■ **REQUIRED ACTION**
Repeat the data precisely as given.
GIVEN DATA: Begin
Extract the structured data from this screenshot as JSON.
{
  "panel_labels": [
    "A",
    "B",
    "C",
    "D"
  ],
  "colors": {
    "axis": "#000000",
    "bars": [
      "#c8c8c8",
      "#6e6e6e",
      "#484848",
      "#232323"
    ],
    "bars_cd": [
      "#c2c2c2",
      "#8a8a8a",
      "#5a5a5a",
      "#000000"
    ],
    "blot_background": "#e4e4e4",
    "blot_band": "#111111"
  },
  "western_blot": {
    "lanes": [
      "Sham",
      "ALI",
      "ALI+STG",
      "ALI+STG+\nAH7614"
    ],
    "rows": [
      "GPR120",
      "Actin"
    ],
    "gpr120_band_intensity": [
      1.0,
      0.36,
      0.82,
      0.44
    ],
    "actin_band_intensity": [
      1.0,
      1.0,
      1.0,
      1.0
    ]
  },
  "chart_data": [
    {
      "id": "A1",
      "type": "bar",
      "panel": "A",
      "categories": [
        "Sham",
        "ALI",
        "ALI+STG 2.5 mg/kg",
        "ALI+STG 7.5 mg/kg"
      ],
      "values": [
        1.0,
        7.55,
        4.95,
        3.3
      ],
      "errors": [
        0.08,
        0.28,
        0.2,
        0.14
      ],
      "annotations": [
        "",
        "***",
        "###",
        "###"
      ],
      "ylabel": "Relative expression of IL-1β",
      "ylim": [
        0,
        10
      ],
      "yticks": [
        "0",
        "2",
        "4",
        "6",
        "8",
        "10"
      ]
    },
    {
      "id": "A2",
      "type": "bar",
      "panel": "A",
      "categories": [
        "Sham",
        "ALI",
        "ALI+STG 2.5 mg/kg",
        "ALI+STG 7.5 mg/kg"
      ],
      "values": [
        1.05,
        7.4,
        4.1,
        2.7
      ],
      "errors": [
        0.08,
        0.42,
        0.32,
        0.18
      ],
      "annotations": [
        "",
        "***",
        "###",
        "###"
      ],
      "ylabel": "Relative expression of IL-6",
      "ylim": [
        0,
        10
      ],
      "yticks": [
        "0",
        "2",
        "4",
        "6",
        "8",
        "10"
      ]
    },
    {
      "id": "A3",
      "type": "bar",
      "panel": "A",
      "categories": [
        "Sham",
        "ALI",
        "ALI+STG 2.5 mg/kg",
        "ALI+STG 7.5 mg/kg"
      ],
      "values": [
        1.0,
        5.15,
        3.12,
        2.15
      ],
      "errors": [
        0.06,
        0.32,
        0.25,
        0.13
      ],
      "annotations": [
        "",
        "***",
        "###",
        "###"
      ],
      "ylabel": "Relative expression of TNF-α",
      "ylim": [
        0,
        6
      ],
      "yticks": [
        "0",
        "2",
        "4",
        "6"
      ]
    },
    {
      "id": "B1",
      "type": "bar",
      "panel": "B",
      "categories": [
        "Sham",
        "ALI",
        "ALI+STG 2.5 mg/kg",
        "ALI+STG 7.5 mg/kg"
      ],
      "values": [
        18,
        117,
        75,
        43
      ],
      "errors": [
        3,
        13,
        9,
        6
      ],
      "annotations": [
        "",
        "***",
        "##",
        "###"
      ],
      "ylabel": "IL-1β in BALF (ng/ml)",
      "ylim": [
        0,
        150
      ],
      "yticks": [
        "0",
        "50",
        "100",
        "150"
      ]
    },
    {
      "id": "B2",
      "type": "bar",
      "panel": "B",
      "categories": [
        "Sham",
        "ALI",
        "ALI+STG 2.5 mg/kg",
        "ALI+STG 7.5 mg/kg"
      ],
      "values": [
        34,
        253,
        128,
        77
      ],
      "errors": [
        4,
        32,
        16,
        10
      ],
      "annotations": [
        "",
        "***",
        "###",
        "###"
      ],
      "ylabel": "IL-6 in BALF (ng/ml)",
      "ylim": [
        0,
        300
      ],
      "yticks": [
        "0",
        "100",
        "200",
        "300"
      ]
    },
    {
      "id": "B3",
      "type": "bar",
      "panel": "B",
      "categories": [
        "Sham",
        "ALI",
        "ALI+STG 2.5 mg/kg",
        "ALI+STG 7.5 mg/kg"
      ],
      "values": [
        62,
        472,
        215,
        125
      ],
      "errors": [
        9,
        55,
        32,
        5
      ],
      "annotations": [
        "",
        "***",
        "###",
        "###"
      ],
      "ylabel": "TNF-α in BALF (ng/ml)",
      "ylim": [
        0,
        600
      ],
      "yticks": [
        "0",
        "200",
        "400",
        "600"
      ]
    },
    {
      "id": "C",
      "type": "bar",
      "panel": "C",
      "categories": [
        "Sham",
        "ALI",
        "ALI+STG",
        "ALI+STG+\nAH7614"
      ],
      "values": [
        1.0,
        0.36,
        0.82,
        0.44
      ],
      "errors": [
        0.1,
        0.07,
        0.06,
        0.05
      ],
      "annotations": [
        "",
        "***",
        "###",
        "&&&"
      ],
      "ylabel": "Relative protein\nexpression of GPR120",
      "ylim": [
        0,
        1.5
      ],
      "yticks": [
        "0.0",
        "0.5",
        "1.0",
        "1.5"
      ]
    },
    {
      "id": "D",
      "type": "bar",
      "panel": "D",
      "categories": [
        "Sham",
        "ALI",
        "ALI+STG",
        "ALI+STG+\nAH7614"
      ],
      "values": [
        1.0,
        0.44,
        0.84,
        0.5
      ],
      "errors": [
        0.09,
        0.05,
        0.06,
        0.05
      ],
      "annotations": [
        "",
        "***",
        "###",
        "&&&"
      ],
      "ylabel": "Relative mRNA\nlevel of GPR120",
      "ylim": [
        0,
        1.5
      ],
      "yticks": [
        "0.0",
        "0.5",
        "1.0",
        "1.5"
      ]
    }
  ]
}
GIVEN DATA: End
■ **TASK ANSWER**
Extract the structured data from this screenshot as JSON.
{
  "panel_labels": [
    "A",
    "B",
    "C",
    "D"
  ],
  "colors": {
    "axis": "#000000",
    "bars": [
      "#c8c8c8",
      "#6e6e6e",
      "#484848",
      "#232323"
    ],
    "bars_cd": [
      "#c2c2c2",
      "#8a8a8a",
      "#5a5a5a",
      "#000000"
    ],
    "blot_background": "#e4e4e4",
    "blot_band": "#111111"
  },
  "western_blot": {
    "lanes": [
      "Sham",
      "ALI",
      "ALI+STG",
      "ALI+STG+\nAH7614"
    ],
    "rows": [
      "GPR120",
      "Actin"
    ],
    "gpr120_band_intensity": [
      1.0,
      0.36,
      0.82,
      0.44
    ],
    "actin_band_intensity": [
      1.0,
      1.0,
      1.0,
      1.0
    ]
  },
  "chart_data": [
    {
      "id": "A1",
      "type": "bar",
      "panel": "A",
      "categories": [
        "Sham",
        "ALI",
        "ALI+STG 2.5 mg/kg",
        "ALI+STG 7.5 mg/kg"
      ],
      "values": [
        1.0,
        7.55,
        4.95,
        3.3
      ],
      "errors": [
        0.08,
        0.28,
        0.2,
        0.14
      ],
      "annotations": [
        "",
        "***",
        "###",
        "###"
      ],
      "ylabel": "Relative expression of IL-1β",
      "ylim": [
        0,
        10
      ],
      "yticks": [
        "0",
        "2",
        "4",
        "6",
        "8",
        "10"
      ]
    },
    {
      "id": "A2",
      "type": "bar",
      "panel": "A",
      "categories": [
        "Sham",
        "ALI",
        "ALI+STG 2.5 mg/kg",
        "ALI+STG 7.5 mg/kg"
      ],
      "values": [
        1.05,
        7.4,
        4.1,
        2.7
      ],
      "errors": [
        0.08,
        0.42,
        0.32,
        0.18
      ],
      "annotations": [
        "",
        "***",
        "###",
        "###"
      ],
      "ylabel": "Relative expression of IL-6",
      "ylim": [
        0,
        10
      ],
      "yticks": [
        "0",
        "2",
        "4",
        "6",
        "8",
        "10"
      ]
    },
    {
      "id": "A3",
      "type": "bar",
      "panel": "A",
      "categories": [
        "Sham",
        "ALI",
        "ALI+STG 2.5 mg/kg",
        "ALI+STG 7.5 mg/kg"
      ],
      "values": [
        1.0,
        5.15,
        3.12,
        2.15
      ],
      "errors": [
        0.06,
        0.32,
        0.25,
        0.13
      ],
      "annotations": [
        "",
        "***",
        "###",
        "###"
      ],
      "ylabel": "Relative expression of TNF-α",
      "ylim": [
        0,
        6
      ],
      "yticks": [
        "0",
        "2",
        "4",
        "6"
      ]
    },
    {
      "id": "B1",
      "type": "bar",
      "panel": "B",
      "categories": [
        "Sham",
        "ALI",
        "ALI+STG 2.5 mg/kg",
        "ALI+STG 7.5 mg/kg"
      ],
      "values": [
        18,
        117,
        75,
        43
      ],
      "errors": [
        3,
        13,
        9,
        6
      ],
      "annotations": [
        "",
        "***",
        "##",
        "###"
      ],
      "ylabel": "IL-1β in BALF (ng/ml)",
      "ylim": [
        0,
        150
      ],
      "yticks": [
        "0",
        "50",
        "100",
        "150"
      ]
    },
    {
      "id": "B2",
      "type": "bar",
      "panel": "B",
      "categories": [
        "Sham",
        "ALI",
        "ALI+STG 2.5 mg/kg",
        "ALI+STG 7.5 mg/kg"
      ],
      "values": [
        34,
        253,
        128,
        77
      ],
      "errors": [
        4,
        32,
        16,
        10
      ],
      "annotations": [
        "",
        "***",
        "###",
        "###"
      ],
      "ylabel": "IL-6 in BALF (ng/ml)",
      "ylim": [
        0,
        300
      ],
      "yticks": [
        "0",
        "100",
        "200",
        "300"
      ]
    },
    {
      "id": "B3",
      "type": "bar",
      "panel": "B",
      "categories": [
        "Sham",
        "ALI",
        "ALI+STG 2.5 mg/kg",
        "ALI+STG 7.5 mg/kg"
      ],
      "values": [
        62,
        472,
        215,
        125
      ],
      "errors": [
        9,
        55,
        32,
        5
      ],
      "annotations": [
        "",
        "***",
        "###",
        "###"
      ],
      "ylabel": "TNF-α in BALF (ng/ml)",
      "ylim": [
        0,
        600
      ],
      "yticks": [
        "0",
        "200",
        "400",
        "600"
      ]
    },
    {
      "id": "C",
      "type": "bar",
      "panel": "C",
      "categories": [
        "Sham",
        "ALI",
        "ALI+STG",
        "ALI+STG+\nAH7614"
      ],
      "values": [
        1.0,
        0.36,
        0.82,
        0.44
      ],
      "errors": [
        0.1,
        0.07,
        0.06,
        0.05
      ],
      "annotations": [
        "",
        "***",
        "###",
        "&&&"
      ],
      "ylabel": "Relative protein\nexpression of GPR120",
      "ylim": [
        0,
        1.5
      ],
      "yticks": [
        "0.0",
        "0.5",
        "1.0",
        "1.5"
      ]
    },
    {
      "id": "D",
      "type": "bar",
      "panel": "D",
      "categories": [
        "Sham",
        "ALI",
        "ALI+STG",
        "ALI+STG+\nAH7614"
      ],
      "values": [
        1.0,
        0.44,
        0.84,
        0.5
      ],
      "errors": [
        0.09,
        0.05,
        0.06,
        0.05
      ],
      "annotations": [
        "",
        "***",
        "###",
        "&&&"
      ],
      "ylabel": "Relative mRNA\nlevel of GPR120",
      "ylim": [
        0,
        1.5
      ],
      "yticks": [
        "0.0",
        "0.5",
        "1.0",
        "1.5"
      ]
    }
  ]
}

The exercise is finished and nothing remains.